Can you copy out each of the items below word for word, leaving out the pictures?

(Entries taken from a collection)
-- START --

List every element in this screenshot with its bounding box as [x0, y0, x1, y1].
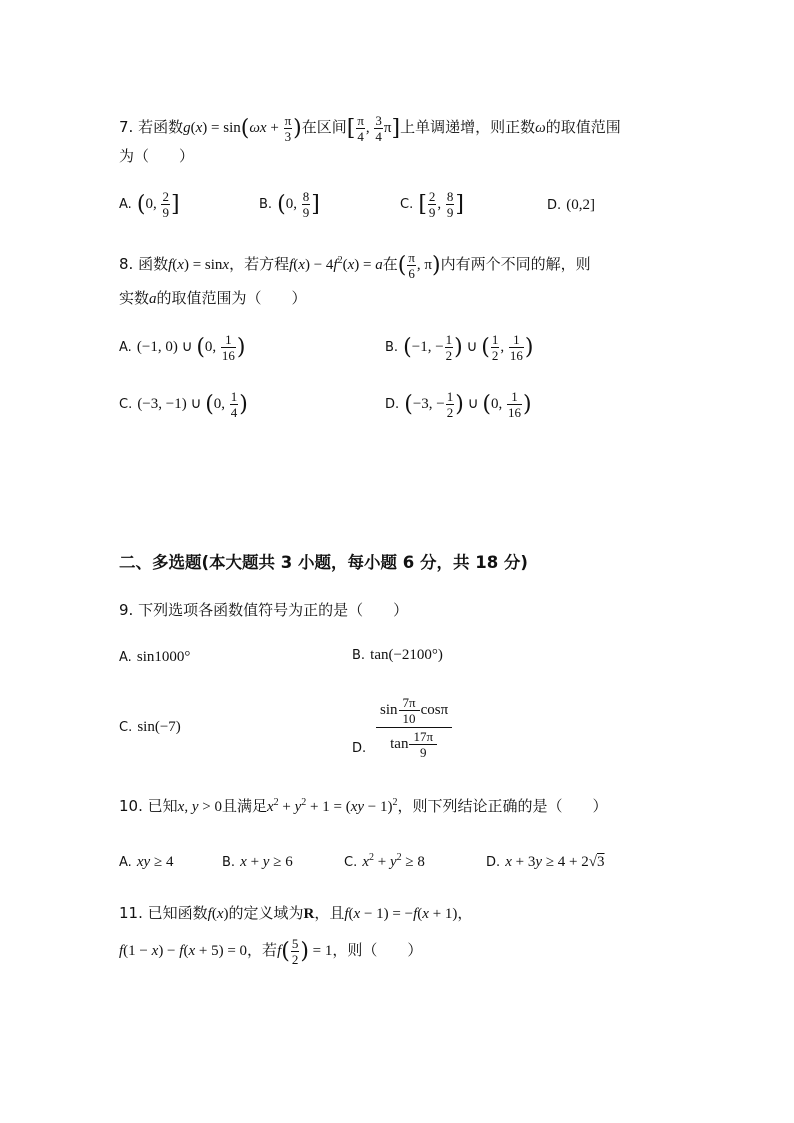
q8-interval: ( $\frac{\pi}{6}$ , π)	[397, 250, 441, 281]
q7-line1	[119, 114, 621, 143]
q11-line1: 11. 已知函数f(x)的定义域为R，且f(x − 1) = −f(x + 1)，	[119, 904, 473, 922]
q9-option-b: B. tan(−2100°)	[352, 647, 443, 663]
q10-option-c: C. $x^2 + y^2 \ge 8$	[344, 852, 425, 870]
q11-equation-1: f(x − 1) = −f(x + 1)	[344, 906, 458, 922]
q10-text: 10. 已知x, y > 0且满足$x^2 + y^2 + 1 = (xy - 1)^2$，则下列结论正确的是（ ）	[119, 797, 608, 815]
q8-option-c: C. (−3, −1) ∪ (0, $\frac{1}{4}$ )	[119, 389, 248, 420]
q7-option-a: A. (0, $\frac{2}{9}$ ]	[119, 189, 180, 220]
q7-post: 上单调递增，则正数ω的取值范围	[400, 117, 621, 136]
q7-mid: 在区间	[301, 117, 347, 136]
q11-equation-3: f( $\frac{5}{2}$ ) = 1	[277, 936, 333, 967]
q7-option-b: B. (0, $\frac{8}{9}$ ]	[259, 189, 320, 220]
q10-equation: $x^2 + y^2 + 1 = (xy - 1)^2$	[266, 797, 398, 815]
q11-equation-2: f(1 − x) − f(x + 5) = 0	[119, 942, 248, 959]
q7-func: g(x) = sin(ωx + $\frac{\pi}{3}$ )	[183, 113, 302, 144]
q8-option-d: D. (−3, − $\frac{1}{2}$ ) ∪ (0, $\frac{1}{16}$ )	[385, 389, 532, 420]
q10-option-a: A. xy ≥ 4	[119, 854, 174, 870]
section-2-title: 二、多选题(本大题共 3 小题，每小题 6 分，共 18 分)	[119, 553, 528, 572]
q8-option-a: A. (−1, 0) ∪ (0, $\frac{1}{16}$ )	[119, 332, 246, 363]
q7-line2: 为（ ）	[119, 147, 195, 165]
q11-line2: f(1 − x) − f(x + 5) = 0，若f( $\frac{5}{2}$ ) = 1，则（ ）	[119, 936, 423, 967]
q8-option-b: B. (−1, − $\frac{1}{2}$ ) ∪ ( $\frac{1}{2}$ , $\frac{1}{16}$ )	[385, 332, 534, 363]
q10-option-b: B. x + y ≥ 6	[222, 854, 293, 870]
q9-text: 9. 下列选项各函数值符号为正的是（ ）	[119, 601, 409, 619]
q9-option-d-label: D.	[352, 741, 367, 756]
q9-option-d-expression: sin $\frac{7\pi}{10}$ cosπ tan $\frac{17\pi}{9}$	[376, 696, 452, 759]
q7-number: 7.	[119, 117, 134, 136]
q9-option-c: C. sin(−7)	[119, 719, 181, 735]
q7-option-c: C. [ $\frac{2}{9}$ , $\frac{8}{9}$ ]	[400, 189, 464, 220]
q8-equation: $f(x) - 4f^2(x) = a$	[289, 254, 383, 273]
q7-interval: [ $\frac{\pi}{4}$ , $\frac{3}{4}$ π]	[346, 113, 401, 144]
q8-line1: 8. 函数f(x) = sinx，若方程$f(x) - 4f^2(x) = a$在( $\frac{\pi}{6}$ , π)内有两个不同的解，则	[119, 250, 591, 281]
q8-line2: 实数a的取值范围为（ ）	[119, 289, 307, 307]
q7-option-d: D. (0,2]	[547, 197, 595, 213]
q9-option-a: A. sin1000°	[119, 649, 191, 665]
q10-option-d: D. x + 3y ≥ 4 + 2√3	[486, 854, 605, 870]
q8-func: f(x) = sinx	[168, 256, 230, 273]
q10-condition: x	[177, 799, 185, 815]
q7-pre: 若函数	[138, 117, 184, 136]
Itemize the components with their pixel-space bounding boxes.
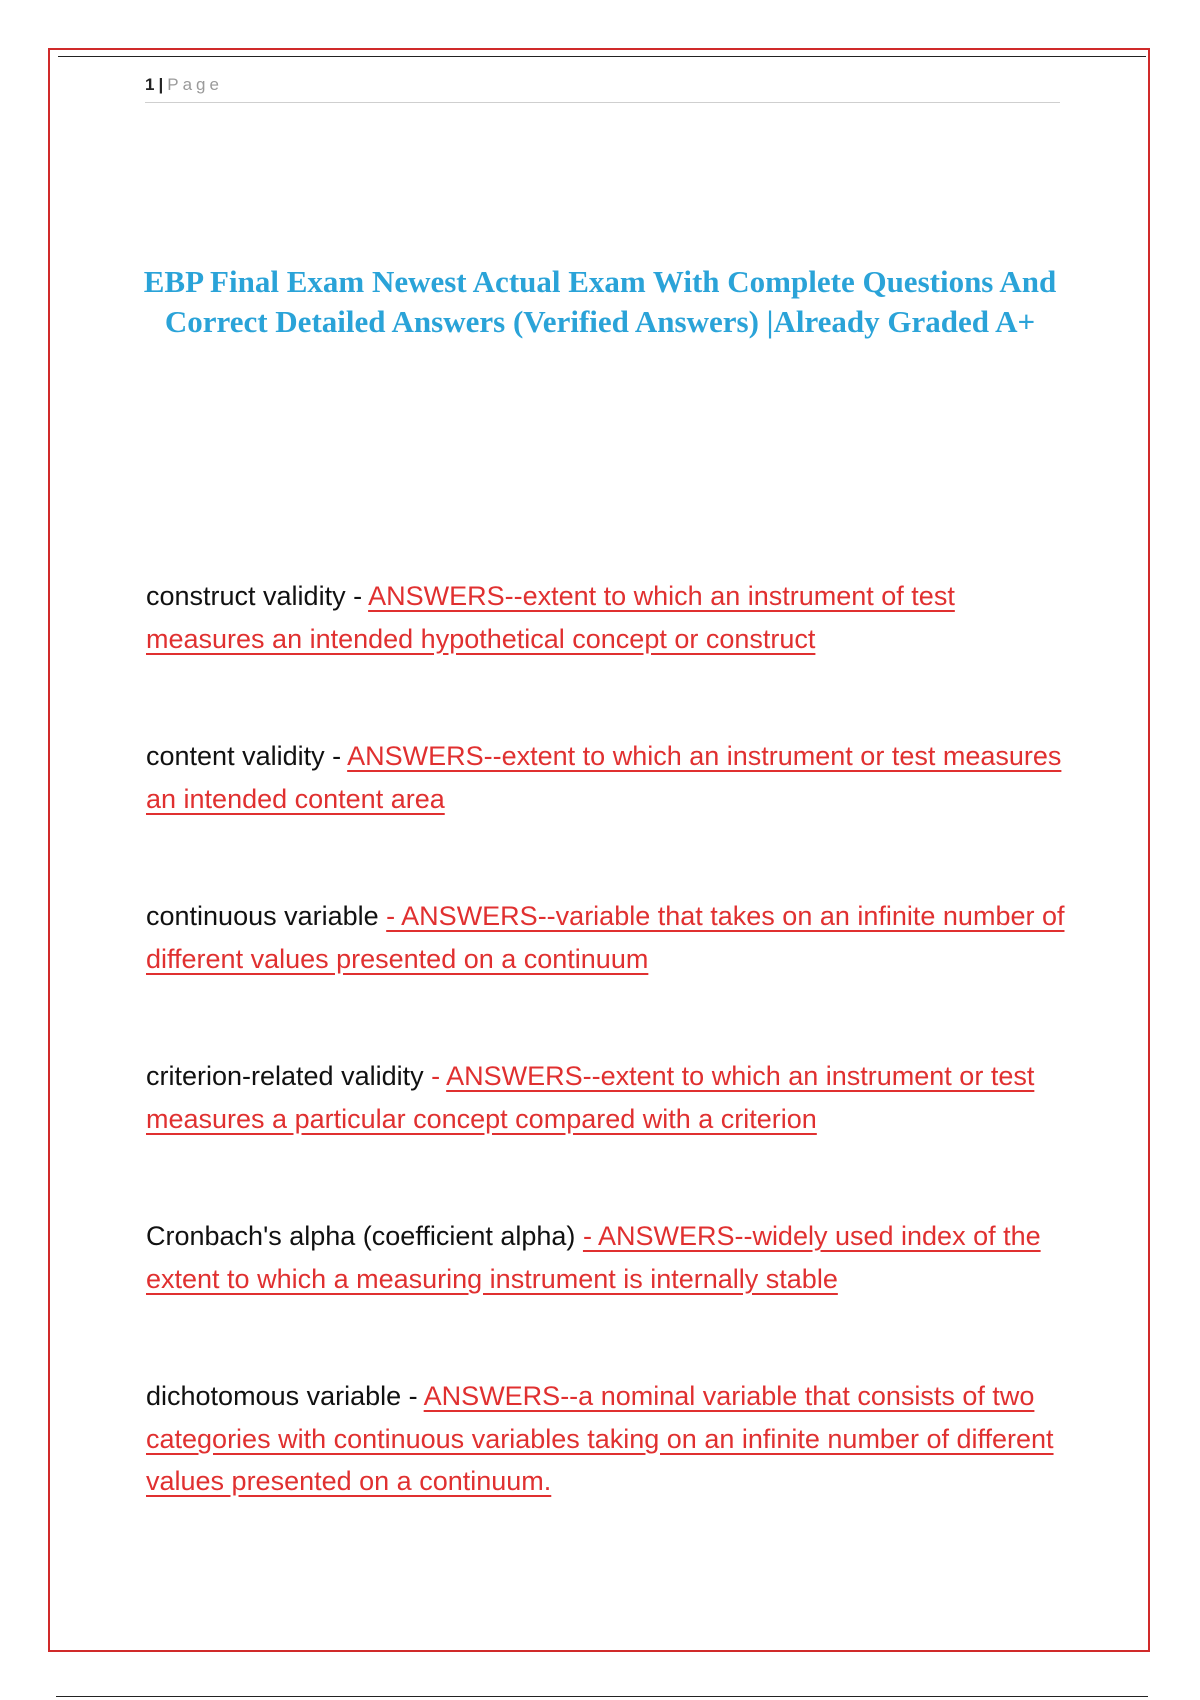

-- END --

WRITTEN SOLUTION =
List every element in this screenshot with its bounding box as [x0, y0, x1, y1].
q8-interval: ( $\frac{\pi}{6}$ , π)	[397, 250, 441, 281]
q7-line1	[119, 114, 621, 143]
q11-line1: 11. 已知函数f(x)的定义域为R，且f(x − 1) = −f(x + 1)，	[119, 904, 473, 922]
q9-option-b: B. tan(−2100°)	[352, 647, 443, 663]
q10-option-c: C. $x^2 + y^2 \ge 8$	[344, 852, 425, 870]
q11-equation-1: f(x − 1) = −f(x + 1)	[344, 906, 458, 922]
q10-text: 10. 已知x, y > 0且满足$x^2 + y^2 + 1 = (xy - 1)^2$，则下列结论正确的是（ ）	[119, 797, 608, 815]
q8-option-c: C. (−3, −1) ∪ (0, $\frac{1}{4}$ )	[119, 389, 248, 420]
q7-option-a: A. (0, $\frac{2}{9}$ ]	[119, 189, 180, 220]
q7-post: 上单调递增，则正数ω的取值范围	[400, 117, 621, 136]
q7-mid: 在区间	[301, 117, 347, 136]
q11-equation-3: f( $\frac{5}{2}$ ) = 1	[277, 936, 333, 967]
q7-option-b: B. (0, $\frac{8}{9}$ ]	[259, 189, 320, 220]
q10-equation: $x^2 + y^2 + 1 = (xy - 1)^2$	[266, 797, 398, 815]
q11-equation-2: f(1 − x) − f(x + 5) = 0	[119, 942, 248, 959]
q7-func: g(x) = sin(ωx + $\frac{\pi}{3}$ )	[183, 113, 302, 144]
q8-option-d: D. (−3, − $\frac{1}{2}$ ) ∪ (0, $\frac{1}{16}$ )	[385, 389, 532, 420]
q10-option-a: A. xy ≥ 4	[119, 854, 174, 870]
section-2-title: 二、多选题(本大题共 3 小题，每小题 6 分，共 18 分)	[119, 553, 528, 572]
q8-option-a: A. (−1, 0) ∪ (0, $\frac{1}{16}$ )	[119, 332, 246, 363]
q7-line2: 为（ ）	[119, 147, 195, 165]
q11-line2: f(1 − x) − f(x + 5) = 0，若f( $\frac{5}{2}$ ) = 1，则（ ）	[119, 936, 423, 967]
q8-option-b: B. (−1, − $\frac{1}{2}$ ) ∪ ( $\frac{1}{2}$ , $\frac{1}{16}$ )	[385, 332, 534, 363]
q10-option-b: B. x + y ≥ 6	[222, 854, 293, 870]
q9-text: 9. 下列选项各函数值符号为正的是（ ）	[119, 601, 409, 619]
q9-option-d-label: D.	[352, 741, 367, 756]
q9-option-d-expression: sin $\frac{7\pi}{10}$ cosπ tan $\frac{17\pi}{9}$	[376, 696, 452, 759]
q7-number: 7.	[119, 117, 134, 136]
q9-option-c: C. sin(−7)	[119, 719, 181, 735]
q7-option-c: C. [ $\frac{2}{9}$ , $\frac{8}{9}$ ]	[400, 189, 464, 220]
q8-equation: $f(x) - 4f^2(x) = a$	[289, 254, 383, 273]
q7-interval: [ $\frac{\pi}{4}$ , $\frac{3}{4}$ π]	[346, 113, 401, 144]
q8-line1: 8. 函数f(x) = sinx，若方程$f(x) - 4f^2(x) = a$在( $\frac{\pi}{6}$ , π)内有两个不同的解，则	[119, 250, 591, 281]
q8-line2: 实数a的取值范围为（ ）	[119, 289, 307, 307]
q7-option-d: D. (0,2]	[547, 197, 595, 213]
q9-option-a: A. sin1000°	[119, 649, 191, 665]
q10-option-d: D. x + 3y ≥ 4 + 2√3	[486, 854, 605, 870]
q8-func: f(x) = sinx	[168, 256, 230, 273]
q10-condition: x	[177, 799, 185, 815]
q7-pre: 若函数	[138, 117, 184, 136]
Itemize the components with their pixel-space bounding boxes.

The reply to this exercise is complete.